→ **Work required**: Assemble all lines in which the string "spreadsheetml" appears.

→ **Data provided**:
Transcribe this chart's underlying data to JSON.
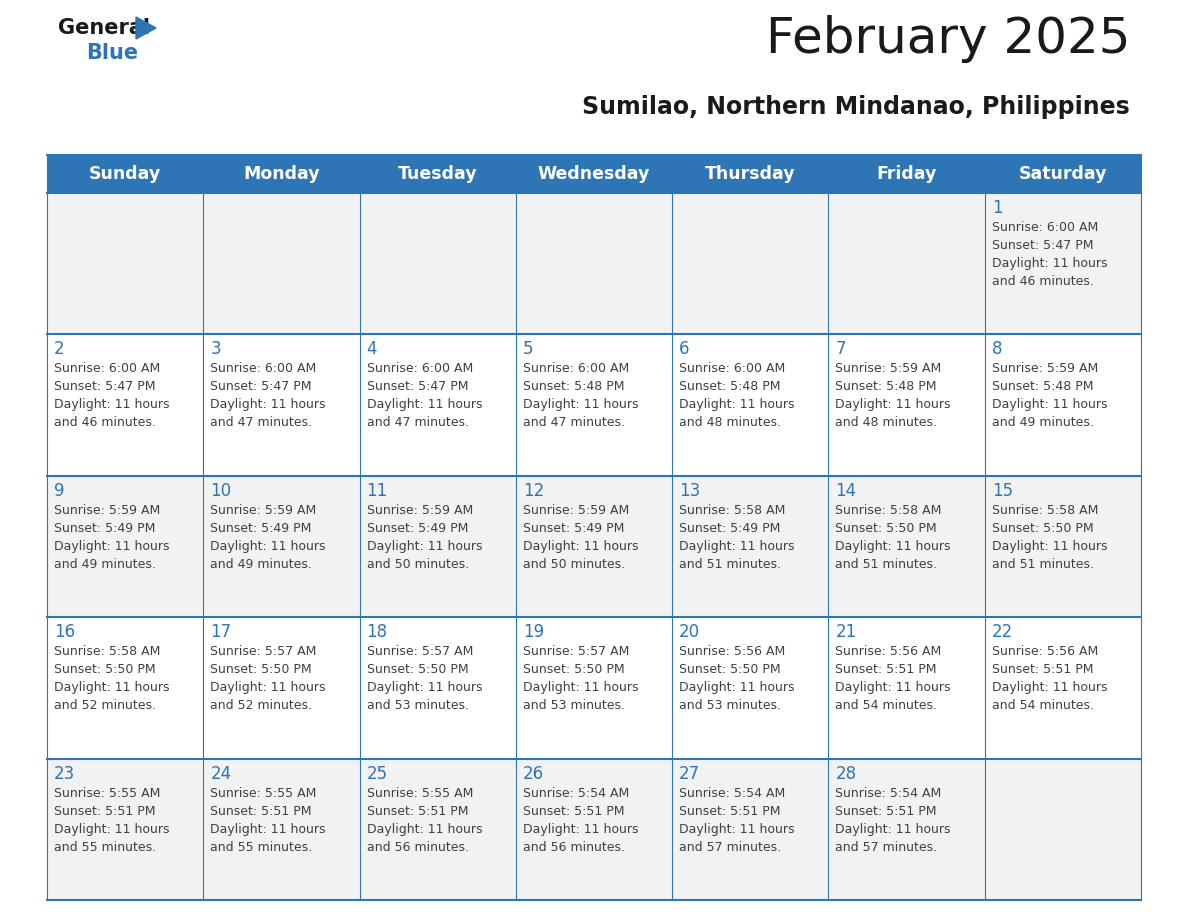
{
  "title": "February 2025",
  "subtitle": "Sumilao, Northern Mindanao, Philippines",
  "days_of_week": [
    "Sunday",
    "Monday",
    "Tuesday",
    "Wednesday",
    "Thursday",
    "Friday",
    "Saturday"
  ],
  "header_bg": "#2E75B6",
  "header_text": "#FFFFFF",
  "cell_bg_odd": "#F2F2F2",
  "cell_bg_even": "#FFFFFF",
  "cell_border": "#2E75B6",
  "day_number_color": "#2E75B6",
  "info_text_color": "#404040",
  "title_color": "#1a1a1a",
  "subtitle_color": "#1a1a1a",
  "logo_general_color": "#1a1a1a",
  "logo_blue_color": "#2E75B6",
  "logo_triangle_color": "#2E75B6",
  "calendar_data": [
    [
      null,
      null,
      null,
      null,
      null,
      null,
      {
        "day": 1,
        "sunrise": "6:00 AM",
        "sunset": "5:47 PM",
        "daylight": "11 hours and 46 minutes."
      }
    ],
    [
      {
        "day": 2,
        "sunrise": "6:00 AM",
        "sunset": "5:47 PM",
        "daylight": "11 hours and 46 minutes."
      },
      {
        "day": 3,
        "sunrise": "6:00 AM",
        "sunset": "5:47 PM",
        "daylight": "11 hours and 47 minutes."
      },
      {
        "day": 4,
        "sunrise": "6:00 AM",
        "sunset": "5:47 PM",
        "daylight": "11 hours and 47 minutes."
      },
      {
        "day": 5,
        "sunrise": "6:00 AM",
        "sunset": "5:48 PM",
        "daylight": "11 hours and 47 minutes."
      },
      {
        "day": 6,
        "sunrise": "6:00 AM",
        "sunset": "5:48 PM",
        "daylight": "11 hours and 48 minutes."
      },
      {
        "day": 7,
        "sunrise": "5:59 AM",
        "sunset": "5:48 PM",
        "daylight": "11 hours and 48 minutes."
      },
      {
        "day": 8,
        "sunrise": "5:59 AM",
        "sunset": "5:48 PM",
        "daylight": "11 hours and 49 minutes."
      }
    ],
    [
      {
        "day": 9,
        "sunrise": "5:59 AM",
        "sunset": "5:49 PM",
        "daylight": "11 hours and 49 minutes."
      },
      {
        "day": 10,
        "sunrise": "5:59 AM",
        "sunset": "5:49 PM",
        "daylight": "11 hours and 49 minutes."
      },
      {
        "day": 11,
        "sunrise": "5:59 AM",
        "sunset": "5:49 PM",
        "daylight": "11 hours and 50 minutes."
      },
      {
        "day": 12,
        "sunrise": "5:59 AM",
        "sunset": "5:49 PM",
        "daylight": "11 hours and 50 minutes."
      },
      {
        "day": 13,
        "sunrise": "5:58 AM",
        "sunset": "5:49 PM",
        "daylight": "11 hours and 51 minutes."
      },
      {
        "day": 14,
        "sunrise": "5:58 AM",
        "sunset": "5:50 PM",
        "daylight": "11 hours and 51 minutes."
      },
      {
        "day": 15,
        "sunrise": "5:58 AM",
        "sunset": "5:50 PM",
        "daylight": "11 hours and 51 minutes."
      }
    ],
    [
      {
        "day": 16,
        "sunrise": "5:58 AM",
        "sunset": "5:50 PM",
        "daylight": "11 hours and 52 minutes."
      },
      {
        "day": 17,
        "sunrise": "5:57 AM",
        "sunset": "5:50 PM",
        "daylight": "11 hours and 52 minutes."
      },
      {
        "day": 18,
        "sunrise": "5:57 AM",
        "sunset": "5:50 PM",
        "daylight": "11 hours and 53 minutes."
      },
      {
        "day": 19,
        "sunrise": "5:57 AM",
        "sunset": "5:50 PM",
        "daylight": "11 hours and 53 minutes."
      },
      {
        "day": 20,
        "sunrise": "5:56 AM",
        "sunset": "5:50 PM",
        "daylight": "11 hours and 53 minutes."
      },
      {
        "day": 21,
        "sunrise": "5:56 AM",
        "sunset": "5:51 PM",
        "daylight": "11 hours and 54 minutes."
      },
      {
        "day": 22,
        "sunrise": "5:56 AM",
        "sunset": "5:51 PM",
        "daylight": "11 hours and 54 minutes."
      }
    ],
    [
      {
        "day": 23,
        "sunrise": "5:55 AM",
        "sunset": "5:51 PM",
        "daylight": "11 hours and 55 minutes."
      },
      {
        "day": 24,
        "sunrise": "5:55 AM",
        "sunset": "5:51 PM",
        "daylight": "11 hours and 55 minutes."
      },
      {
        "day": 25,
        "sunrise": "5:55 AM",
        "sunset": "5:51 PM",
        "daylight": "11 hours and 56 minutes."
      },
      {
        "day": 26,
        "sunrise": "5:54 AM",
        "sunset": "5:51 PM",
        "daylight": "11 hours and 56 minutes."
      },
      {
        "day": 27,
        "sunrise": "5:54 AM",
        "sunset": "5:51 PM",
        "daylight": "11 hours and 57 minutes."
      },
      {
        "day": 28,
        "sunrise": "5:54 AM",
        "sunset": "5:51 PM",
        "daylight": "11 hours and 57 minutes."
      },
      null
    ]
  ]
}
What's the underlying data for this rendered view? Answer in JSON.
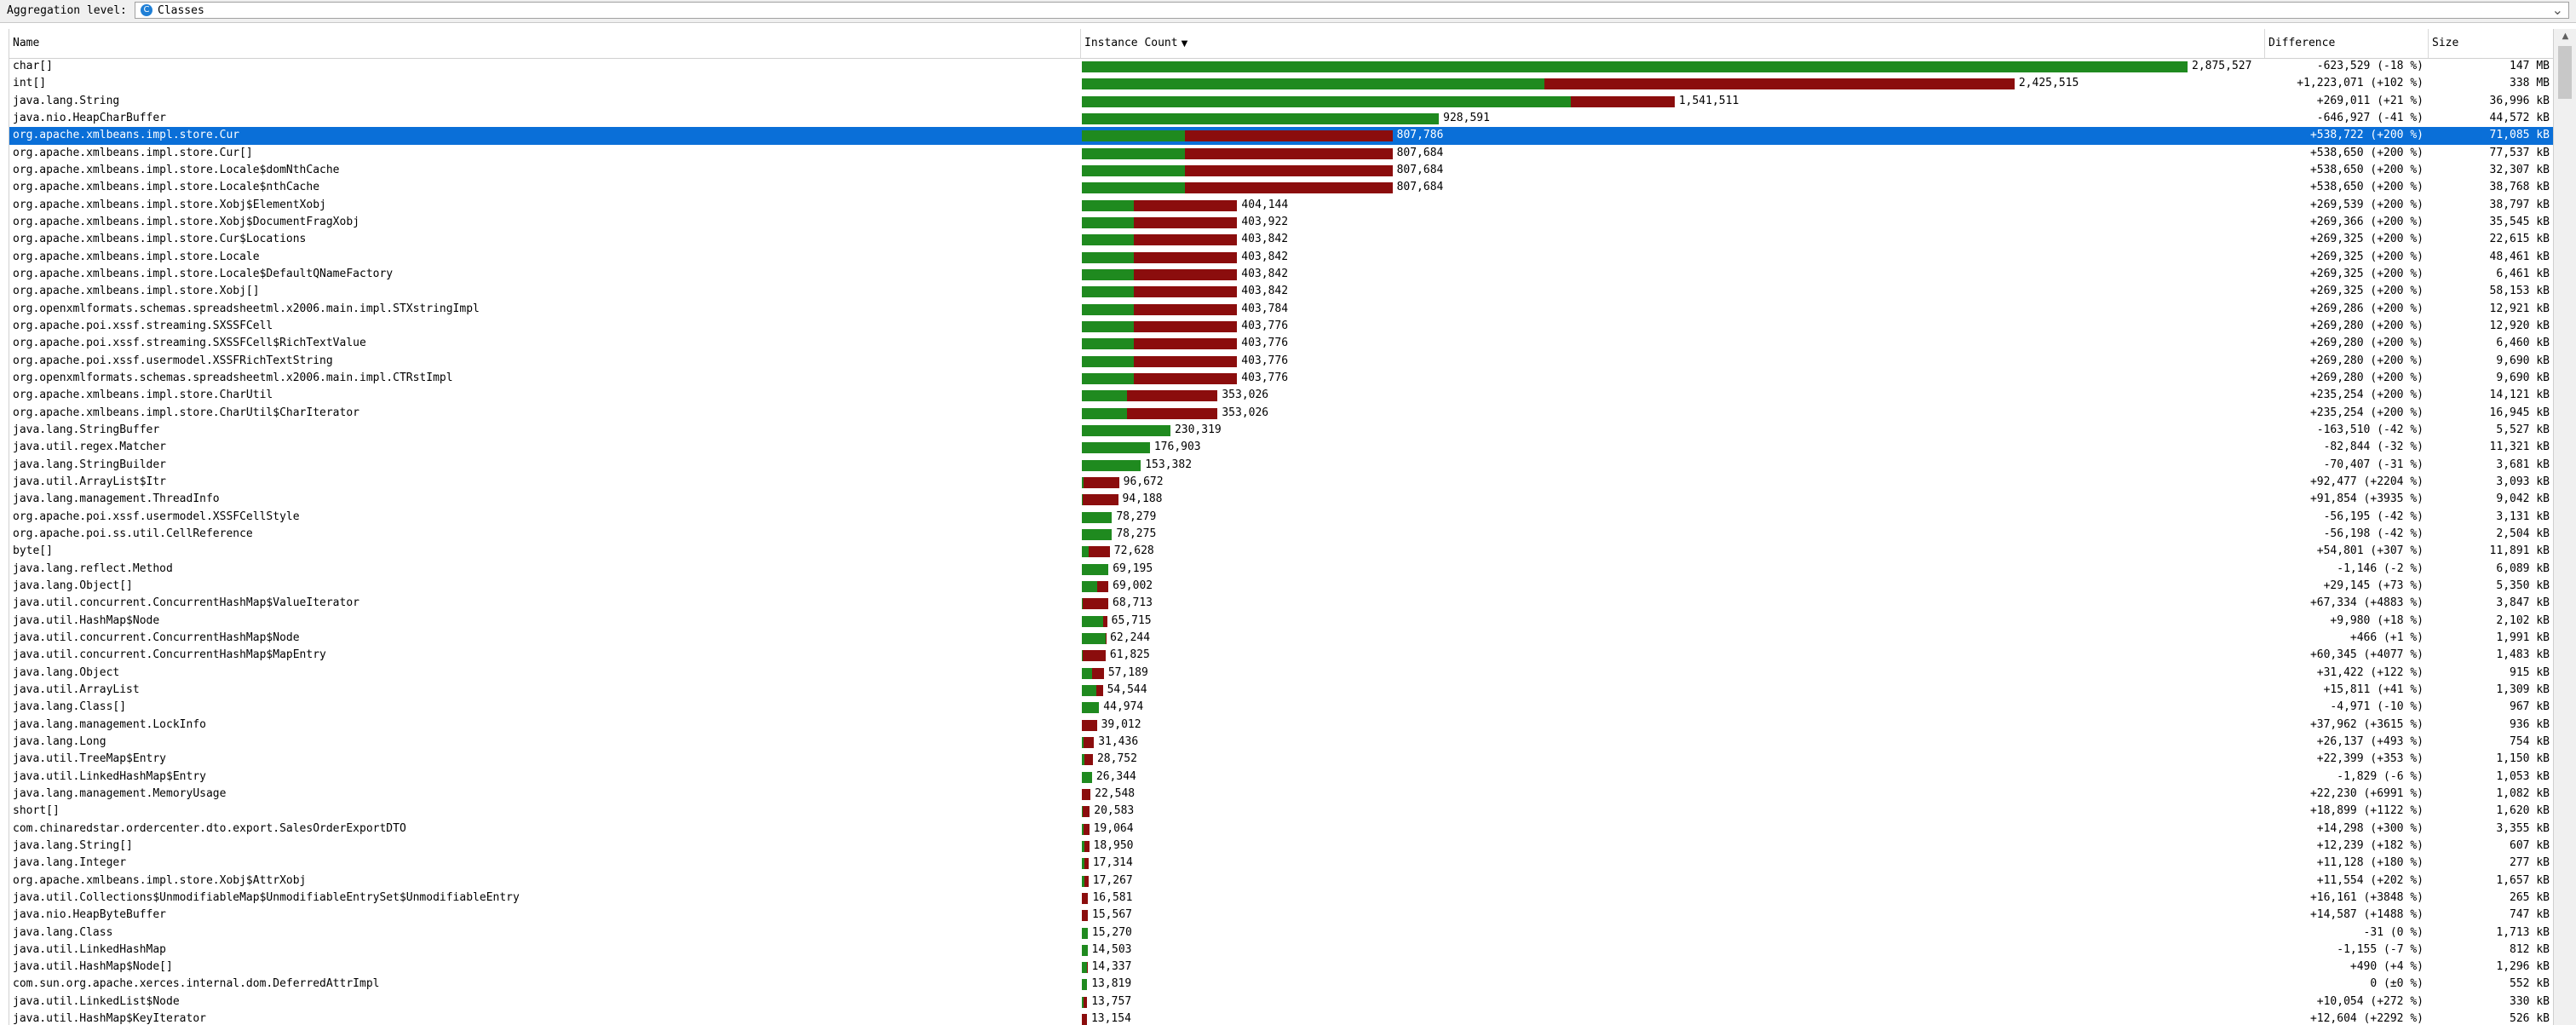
{
  "aggregation": {
    "label": "Aggregation level:",
    "value": "Classes",
    "icon": "class-icon",
    "icon_glyph": "C"
  },
  "columns": {
    "name": "Name",
    "count": "Instance Count",
    "difference": "Difference",
    "size": "Size",
    "sort_glyph": "▼"
  },
  "colors": {
    "green": "#1f8a1f",
    "red": "#8b0d0d",
    "selection": "#0a6fd8"
  },
  "max_instance_count": 2875527,
  "selected_index": 4,
  "rows": [
    {
      "name": "char[]",
      "count": "2,875,527",
      "count_value": 2875527,
      "prev_value": 3499056,
      "difference": "-623,529 (-18 %)",
      "size": "147 MB"
    },
    {
      "name": "int[]",
      "count": "2,425,515",
      "count_value": 2425515,
      "prev_value": 1202444,
      "difference": "+1,223,071 (+102 %)",
      "size": "338 MB"
    },
    {
      "name": "java.lang.String",
      "count": "1,541,511",
      "count_value": 1541511,
      "prev_value": 1272500,
      "difference": "+269,011 (+21 %)",
      "size": "36,996 kB"
    },
    {
      "name": "java.nio.HeapCharBuffer",
      "count": "928,591",
      "count_value": 928591,
      "prev_value": 1575518,
      "difference": "-646,927 (-41 %)",
      "size": "44,572 kB"
    },
    {
      "name": "org.apache.xmlbeans.impl.store.Cur",
      "count": "807,786",
      "count_value": 807786,
      "prev_value": 269064,
      "difference": "+538,722 (+200 %)",
      "size": "71,085 kB"
    },
    {
      "name": "org.apache.xmlbeans.impl.store.Cur[]",
      "count": "807,684",
      "count_value": 807684,
      "prev_value": 269034,
      "difference": "+538,650 (+200 %)",
      "size": "77,537 kB"
    },
    {
      "name": "org.apache.xmlbeans.impl.store.Locale$domNthCache",
      "count": "807,684",
      "count_value": 807684,
      "prev_value": 269034,
      "difference": "+538,650 (+200 %)",
      "size": "32,307 kB"
    },
    {
      "name": "org.apache.xmlbeans.impl.store.Locale$nthCache",
      "count": "807,684",
      "count_value": 807684,
      "prev_value": 269034,
      "difference": "+538,650 (+200 %)",
      "size": "38,768 kB"
    },
    {
      "name": "org.apache.xmlbeans.impl.store.Xobj$ElementXobj",
      "count": "404,144",
      "count_value": 404144,
      "prev_value": 134605,
      "difference": "+269,539 (+200 %)",
      "size": "38,797 kB"
    },
    {
      "name": "org.apache.xmlbeans.impl.store.Xobj$DocumentFragXobj",
      "count": "403,922",
      "count_value": 403922,
      "prev_value": 134556,
      "difference": "+269,366 (+200 %)",
      "size": "35,545 kB"
    },
    {
      "name": "org.apache.xmlbeans.impl.store.Cur$Locations",
      "count": "403,842",
      "count_value": 403842,
      "prev_value": 134517,
      "difference": "+269,325 (+200 %)",
      "size": "22,615 kB"
    },
    {
      "name": "org.apache.xmlbeans.impl.store.Locale",
      "count": "403,842",
      "count_value": 403842,
      "prev_value": 134517,
      "difference": "+269,325 (+200 %)",
      "size": "48,461 kB"
    },
    {
      "name": "org.apache.xmlbeans.impl.store.Locale$DefaultQNameFactory",
      "count": "403,842",
      "count_value": 403842,
      "prev_value": 134517,
      "difference": "+269,325 (+200 %)",
      "size": "6,461 kB"
    },
    {
      "name": "org.apache.xmlbeans.impl.store.Xobj[]",
      "count": "403,842",
      "count_value": 403842,
      "prev_value": 134517,
      "difference": "+269,325 (+200 %)",
      "size": "58,153 kB"
    },
    {
      "name": "org.openxmlformats.schemas.spreadsheetml.x2006.main.impl.STXstringImpl",
      "count": "403,784",
      "count_value": 403784,
      "prev_value": 134498,
      "difference": "+269,286 (+200 %)",
      "size": "12,921 kB"
    },
    {
      "name": "org.apache.poi.xssf.streaming.SXSSFCell",
      "count": "403,776",
      "count_value": 403776,
      "prev_value": 134496,
      "difference": "+269,280 (+200 %)",
      "size": "12,920 kB"
    },
    {
      "name": "org.apache.poi.xssf.streaming.SXSSFCell$RichTextValue",
      "count": "403,776",
      "count_value": 403776,
      "prev_value": 134496,
      "difference": "+269,280 (+200 %)",
      "size": "6,460 kB"
    },
    {
      "name": "org.apache.poi.xssf.usermodel.XSSFRichTextString",
      "count": "403,776",
      "count_value": 403776,
      "prev_value": 134496,
      "difference": "+269,280 (+200 %)",
      "size": "9,690 kB"
    },
    {
      "name": "org.openxmlformats.schemas.spreadsheetml.x2006.main.impl.CTRstImpl",
      "count": "403,776",
      "count_value": 403776,
      "prev_value": 134496,
      "difference": "+269,280 (+200 %)",
      "size": "9,690 kB"
    },
    {
      "name": "org.apache.xmlbeans.impl.store.CharUtil",
      "count": "353,026",
      "count_value": 353026,
      "prev_value": 117772,
      "difference": "+235,254 (+200 %)",
      "size": "14,121 kB"
    },
    {
      "name": "org.apache.xmlbeans.impl.store.CharUtil$CharIterator",
      "count": "353,026",
      "count_value": 353026,
      "prev_value": 117772,
      "difference": "+235,254 (+200 %)",
      "size": "16,945 kB"
    },
    {
      "name": "java.lang.StringBuffer",
      "count": "230,319",
      "count_value": 230319,
      "prev_value": 393829,
      "difference": "-163,510 (-42 %)",
      "size": "5,527 kB"
    },
    {
      "name": "java.util.regex.Matcher",
      "count": "176,903",
      "count_value": 176903,
      "prev_value": 259747,
      "difference": "-82,844 (-32 %)",
      "size": "11,321 kB"
    },
    {
      "name": "java.lang.StringBuilder",
      "count": "153,382",
      "count_value": 153382,
      "prev_value": 223789,
      "difference": "-70,407 (-31 %)",
      "size": "3,681 kB"
    },
    {
      "name": "java.util.ArrayList$Itr",
      "count": "96,672",
      "count_value": 96672,
      "prev_value": 4195,
      "difference": "+92,477 (+2204 %)",
      "size": "3,093 kB"
    },
    {
      "name": "java.lang.management.ThreadInfo",
      "count": "94,188",
      "count_value": 94188,
      "prev_value": 2334,
      "difference": "+91,854 (+3935 %)",
      "size": "9,042 kB"
    },
    {
      "name": "org.apache.poi.xssf.usermodel.XSSFCellStyle",
      "count": "78,279",
      "count_value": 78279,
      "prev_value": 134474,
      "difference": "-56,195 (-42 %)",
      "size": "3,131 kB"
    },
    {
      "name": "org.apache.poi.ss.util.CellReference",
      "count": "78,275",
      "count_value": 78275,
      "prev_value": 134473,
      "difference": "-56,198 (-42 %)",
      "size": "2,504 kB"
    },
    {
      "name": "byte[]",
      "count": "72,628",
      "count_value": 72628,
      "prev_value": 17827,
      "difference": "+54,801 (+307 %)",
      "size": "11,891 kB"
    },
    {
      "name": "java.lang.reflect.Method",
      "count": "69,195",
      "count_value": 69195,
      "prev_value": 70341,
      "difference": "-1,146 (-2 %)",
      "size": "6,089 kB"
    },
    {
      "name": "java.lang.Object[]",
      "count": "69,002",
      "count_value": 69002,
      "prev_value": 39857,
      "difference": "+29,145 (+73 %)",
      "size": "5,350 kB"
    },
    {
      "name": "java.util.concurrent.ConcurrentHashMap$ValueIterator",
      "count": "68,713",
      "count_value": 68713,
      "prev_value": 1379,
      "difference": "+67,334 (+4883 %)",
      "size": "3,847 kB"
    },
    {
      "name": "java.util.HashMap$Node",
      "count": "65,715",
      "count_value": 65715,
      "prev_value": 55735,
      "difference": "+9,980 (+18 %)",
      "size": "2,102 kB"
    },
    {
      "name": "java.util.concurrent.ConcurrentHashMap$Node",
      "count": "62,244",
      "count_value": 62244,
      "prev_value": 61778,
      "difference": "+466 (+1 %)",
      "size": "1,991 kB"
    },
    {
      "name": "java.util.concurrent.ConcurrentHashMap$MapEntry",
      "count": "61,825",
      "count_value": 61825,
      "prev_value": 1480,
      "difference": "+60,345 (+4077 %)",
      "size": "1,483 kB"
    },
    {
      "name": "java.lang.Object",
      "count": "57,189",
      "count_value": 57189,
      "prev_value": 25767,
      "difference": "+31,422 (+122 %)",
      "size": "915 kB"
    },
    {
      "name": "java.util.ArrayList",
      "count": "54,544",
      "count_value": 54544,
      "prev_value": 38733,
      "difference": "+15,811 (+41 %)",
      "size": "1,309 kB"
    },
    {
      "name": "java.lang.Class[]",
      "count": "44,974",
      "count_value": 44974,
      "prev_value": 49945,
      "difference": "-4,971 (-10 %)",
      "size": "967 kB"
    },
    {
      "name": "java.lang.management.LockInfo",
      "count": "39,012",
      "count_value": 39012,
      "prev_value": 1050,
      "difference": "+37,962 (+3615 %)",
      "size": "936 kB"
    },
    {
      "name": "java.lang.Long",
      "count": "31,436",
      "count_value": 31436,
      "prev_value": 5299,
      "difference": "+26,137 (+493 %)",
      "size": "754 kB"
    },
    {
      "name": "java.util.TreeMap$Entry",
      "count": "28,752",
      "count_value": 28752,
      "prev_value": 6353,
      "difference": "+22,399 (+353 %)",
      "size": "1,150 kB"
    },
    {
      "name": "java.util.LinkedHashMap$Entry",
      "count": "26,344",
      "count_value": 26344,
      "prev_value": 28173,
      "difference": "-1,829 (-6 %)",
      "size": "1,053 kB"
    },
    {
      "name": "java.lang.management.MemoryUsage",
      "count": "22,548",
      "count_value": 22548,
      "prev_value": 318,
      "difference": "+22,230 (+6991 %)",
      "size": "1,082 kB"
    },
    {
      "name": "short[]",
      "count": "20,583",
      "count_value": 20583,
      "prev_value": 1684,
      "difference": "+18,899 (+1122 %)",
      "size": "1,620 kB"
    },
    {
      "name": "com.chinaredstar.ordercenter.dto.export.SalesOrderExportDTO",
      "count": "19,064",
      "count_value": 19064,
      "prev_value": 4766,
      "difference": "+14,298 (+300 %)",
      "size": "3,355 kB"
    },
    {
      "name": "java.lang.String[]",
      "count": "18,950",
      "count_value": 18950,
      "prev_value": 6711,
      "difference": "+12,239 (+182 %)",
      "size": "607 kB"
    },
    {
      "name": "java.lang.Integer",
      "count": "17,314",
      "count_value": 17314,
      "prev_value": 6186,
      "difference": "+11,128 (+180 %)",
      "size": "277 kB"
    },
    {
      "name": "org.apache.xmlbeans.impl.store.Xobj$AttrXobj",
      "count": "17,267",
      "count_value": 17267,
      "prev_value": 5713,
      "difference": "+11,554 (+202 %)",
      "size": "1,657 kB"
    },
    {
      "name": "java.util.Collections$UnmodifiableMap$UnmodifiableEntrySet$UnmodifiableEntry",
      "count": "16,581",
      "count_value": 16581,
      "prev_value": 420,
      "difference": "+16,161 (+3848 %)",
      "size": "265 kB"
    },
    {
      "name": "java.nio.HeapByteBuffer",
      "count": "15,567",
      "count_value": 15567,
      "prev_value": 980,
      "difference": "+14,587 (+1488 %)",
      "size": "747 kB"
    },
    {
      "name": "java.lang.Class",
      "count": "15,270",
      "count_value": 15270,
      "prev_value": 15301,
      "difference": "-31 (0 %)",
      "size": "1,713 kB"
    },
    {
      "name": "java.util.LinkedHashMap",
      "count": "14,503",
      "count_value": 14503,
      "prev_value": 15658,
      "difference": "-1,155 (-7 %)",
      "size": "812 kB"
    },
    {
      "name": "java.util.HashMap$Node[]",
      "count": "14,337",
      "count_value": 14337,
      "prev_value": 13847,
      "difference": "+490 (+4 %)",
      "size": "1,296 kB"
    },
    {
      "name": "com.sun.org.apache.xerces.internal.dom.DeferredAttrImpl",
      "count": "13,819",
      "count_value": 13819,
      "prev_value": 13819,
      "difference": "0 (±0 %)",
      "size": "552 kB"
    },
    {
      "name": "java.util.LinkedList$Node",
      "count": "13,757",
      "count_value": 13757,
      "prev_value": 3703,
      "difference": "+10,054 (+272 %)",
      "size": "330 kB"
    },
    {
      "name": "java.util.HashMap$KeyIterator",
      "count": "13,154",
      "count_value": 13154,
      "prev_value": 550,
      "difference": "+12,604 (+2292 %)",
      "size": "526 kB"
    }
  ]
}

→ **Solution**:
      "name": "org.openxmlformats.schemas.spreadsheetml.x2006.main.impl.STXstringImpl",
      "name": "org.openxmlformats.schemas.spreadsheetml.x2006.main.impl.CTRstImpl",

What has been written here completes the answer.